*PROBLEM*:
Drop all images and give the records again exactly.

*SUPPLIED MATERIAL*:

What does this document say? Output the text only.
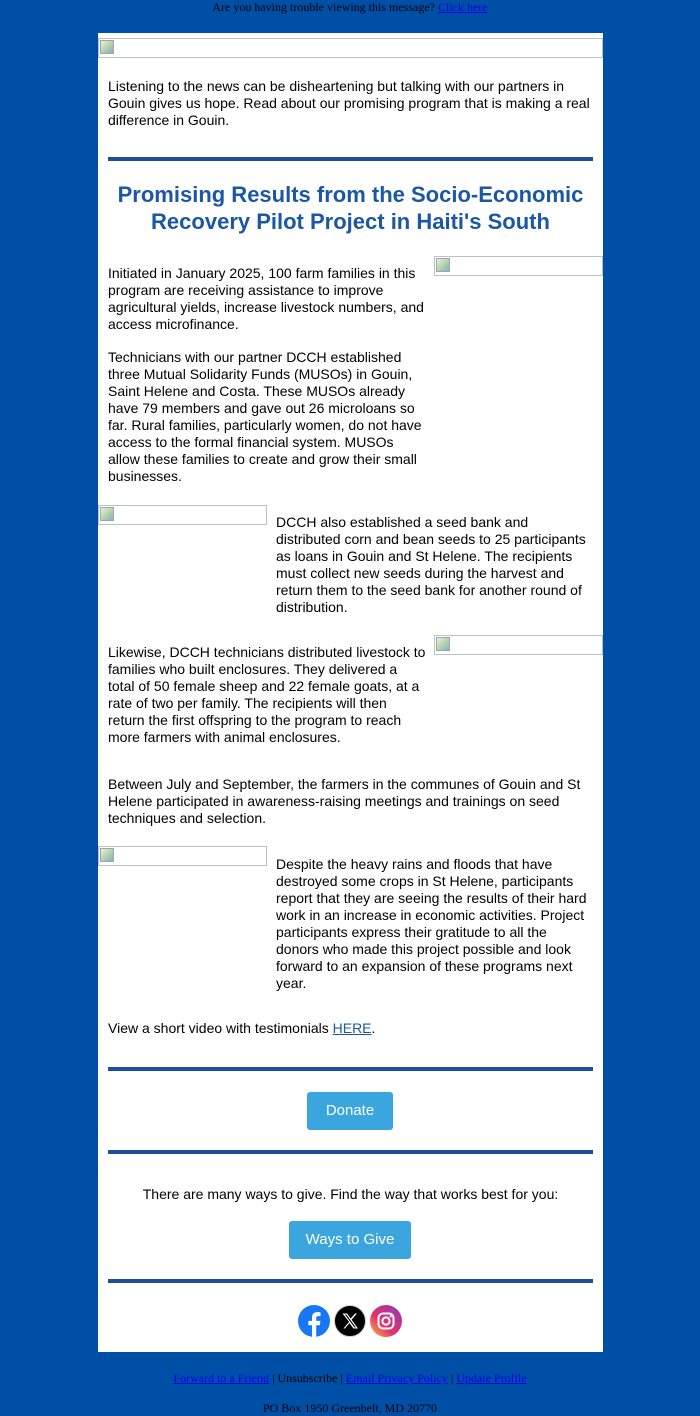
Are you having trouble viewing this message? Click here
Listening to the news can be disheartening but talking with our partners in Gouin gives us hope. Read about our promising program that is making a real difference in Gouin.
Promising Results from the Socio-Economic Recovery Pilot Project in Haiti's South
Initiated in January 2025, 100 farm families in this program are receiving assistance to improve agricultural yields, increase livestock numbers, and access microfinance.
Technicians with our partner DCCH established three Mutual Solidarity Funds (MUSOs) in Gouin, Saint Helene and Costa. These MUSOs already have 79 members and gave out 26 microloans so far. Rural families, particularly women, do not have access to the formal financial system. MUSOs allow these families to create and grow their small businesses.
DCCH also established a seed bank and distributed corn and bean seeds to 25 participants as loans in Gouin and St Helene. The recipients must collect new seeds during the harvest and return them to the seed bank for another round of distribution.
Likewise, DCCH technicians distributed livestock to families who built enclosures. They delivered a total of 50 female sheep and 22 female goats, at a rate of two per family. The recipients will then return the first offspring to the program to reach more farmers with animal enclosures.
Between July and September, the farmers in the communes of Gouin and St Helene participated in awareness-raising meetings and trainings on seed techniques and selection.
Despite the heavy rains and floods that have destroyed some crops in St Helene, participants report that they are seeing the results of their hard work in an increase in economic activities. Project participants express their gratitude to all the donors who made this project possible and look forward to an expansion of these programs next year.
View a short video with testimonials HERE.
Donate
There are many ways to give. Find the way that works best for you:
Ways to Give
Forward to a Friend | Unsubscribe | Email Privacy Policy | Update Profile
PO Box 1950 Greenbelt, MD 20770
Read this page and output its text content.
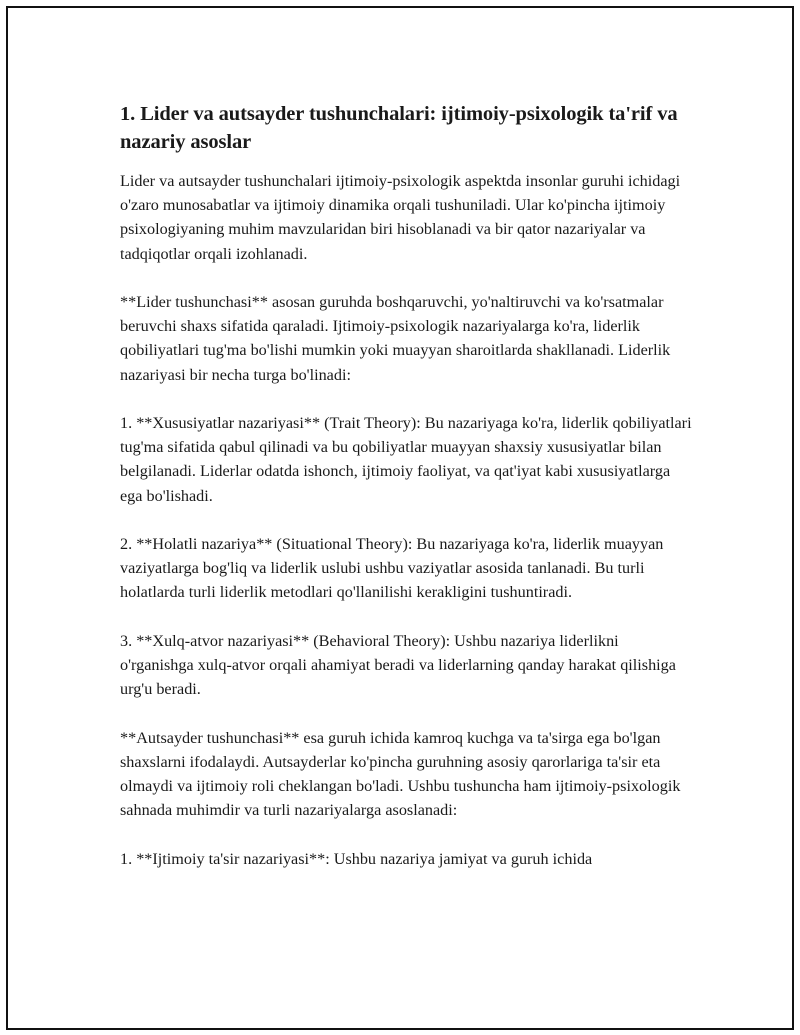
1. Lider va autsayder tushunchalari: ijtimoiy-psixologik ta'rif va nazariy asoslar

Lider va autsayder tushunchalari ijtimoiy-psixologik aspektda insonlar guruhi ichidagi o'zaro munosabatlar va ijtimoiy dinamika orqali tushuniladi. Ular ko'pincha ijtimoiy psixologiyaning muhim mavzularidan biri hisoblanadi va bir qator nazariyalar va tadqiqotlar orqali izohlanadi.

**Lider tushunchasi** asosan guruhda boshqaruvchi, yo'naltiruvchi va ko'rsatmalar beruvchi shaxs sifatida qaraladi. Ijtimoiy-psixologik nazariyalarga ko'ra, liderlik qobiliyatlari tug'ma bo'lishi mumkin yoki muayyan sharoitlarda shakllanadi. Liderlik nazariyasi bir necha turga bo'linadi:

1. **Xususiyatlar nazariyasi** (Trait Theory): Bu nazariyaga ko'ra, liderlik qobiliyatlari tug'ma sifatida qabul qilinadi va bu qobiliyatlar muayyan shaxsiy xususiyatlar bilan belgilanadi. Liderlar odatda ishonch, ijtimoiy faoliyat, va qat'iyat kabi xususiyatlarga ega bo'lishadi.

2. **Holatli nazariya** (Situational Theory): Bu nazariyaga ko'ra, liderlik muayyan vaziyatlarga bog'liq va liderlik uslubi ushbu vaziyatlar asosida tanlanadi. Bu turli holatlarda turli liderlik metodlari qo'llanilishi kerakligini tushuntiradi.

3. **Xulq-atvor nazariyasi** (Behavioral Theory): Ushbu nazariya liderlikni o'rganishga xulq-atvor orqali ahamiyat beradi va liderlarning qanday harakat qilishiga urg'u beradi.

**Autsayder tushunchasi** esa guruh ichida kamroq kuchga va ta'sirga ega bo'lgan shaxslarni ifodalaydi. Autsayderlar ko'pincha guruhning asosiy qarorlariga ta'sir eta olmaydi va ijtimoiy roli cheklangan bo'ladi. Ushbu tushuncha ham ijtimoiy-psixologik sahnada muhimdir va turli nazariyalarga asoslanadi:

1. **Ijtimoiy ta'sir nazariyasi**: Ushbu nazariya jamiyat va guruh ichida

*COMPLETED TASK*:
What does this document say? Output the text only.
Are you having trouble viewing this message? Click here
Listening to the news can be disheartening but talking with our partners in Gouin gives us hope. Read about our promising program that is making a real difference in Gouin.
Promising Results from the Socio-Economic Recovery Pilot Project in Haiti's South
Initiated in January 2025, 100 farm families in this program are receiving assistance to improve agricultural yields, increase livestock numbers, and access microfinance.
Technicians with our partner DCCH established three Mutual Solidarity Funds (MUSOs) in Gouin, Saint Helene and Costa. These MUSOs already have 79 members and gave out 26 microloans so far. Rural families, particularly women, do not have access to the formal financial system. MUSOs allow these families to create and grow their small businesses.
DCCH also established a seed bank and distributed corn and bean seeds to 25 participants as loans in Gouin and St Helene. The recipients must collect new seeds during the harvest and return them to the seed bank for another round of distribution.
Likewise, DCCH technicians distributed livestock to families who built enclosures. They delivered a total of 50 female sheep and 22 female goats, at a rate of two per family. The recipients will then return the first offspring to the program to reach more farmers with animal enclosures.
Between July and September, the farmers in the communes of Gouin and St Helene participated in awareness-raising meetings and trainings on seed techniques and selection.
Despite the heavy rains and floods that have destroyed some crops in St Helene, participants report that they are seeing the results of their hard work in an increase in economic activities. Project participants express their gratitude to all the donors who made this project possible and look forward to an expansion of these programs next year.
View a short video with testimonials HERE.
Donate
There are many ways to give. Find the way that works best for you:
Ways to Give
Forward to a Friend | Unsubscribe | Email Privacy Policy | Update Profile
PO Box 1950 Greenbelt, MD 20770
Read this page and output its text content.
1. Lider va autsayder tushunchalari: ijtimoiy-psixologik ta'rif va nazariy asoslar

Lider va autsayder tushunchalari ijtimoiy-psixologik aspektda insonlar guruhi ichidagi o'zaro munosabatlar va ijtimoiy dinamika orqali tushuniladi. Ular ko'pincha ijtimoiy psixologiyaning muhim mavzularidan biri hisoblanadi va bir qator nazariyalar va tadqiqotlar orqali izohlanadi.

**Lider tushunchasi** asosan guruhda boshqaruvchi, yo'naltiruvchi va ko'rsatmalar beruvchi shaxs sifatida qaraladi. Ijtimoiy-psixologik nazariyalarga ko'ra, liderlik qobiliyatlari tug'ma bo'lishi mumkin yoki muayyan sharoitlarda shakllanadi. Liderlik nazariyasi bir necha turga bo'linadi:

1. **Xususiyatlar nazariyasi** (Trait Theory): Bu nazariyaga ko'ra, liderlik qobiliyatlari tug'ma sifatida qabul qilinadi va bu qobiliyatlar muayyan shaxsiy xususiyatlar bilan belgilanadi. Liderlar odatda ishonch, ijtimoiy faoliyat, va qat'iyat kabi xususiyatlarga ega bo'lishadi.

2. **Holatli nazariya** (Situational Theory): Bu nazariyaga ko'ra, liderlik muayyan vaziyatlarga bog'liq va liderlik uslubi ushbu vaziyatlar asosida tanlanadi. Bu turli holatlarda turli liderlik metodlari qo'llanilishi kerakligini tushuntiradi.

3. **Xulq-atvor nazariyasi** (Behavioral Theory): Ushbu nazariya liderlikni o'rganishga xulq-atvor orqali ahamiyat beradi va liderlarning qanday harakat qilishiga urg'u beradi.

**Autsayder tushunchasi** esa guruh ichida kamroq kuchga va ta'sirga ega bo'lgan shaxslarni ifodalaydi. Autsayderlar ko'pincha guruhning asosiy qarorlariga ta'sir eta olmaydi va ijtimoiy roli cheklangan bo'ladi. Ushbu tushuncha ham ijtimoiy-psixologik sahnada muhimdir va turli nazariyalarga asoslanadi:

1. **Ijtimoiy ta'sir nazariyasi**: Ushbu nazariya jamiyat va guruh ichida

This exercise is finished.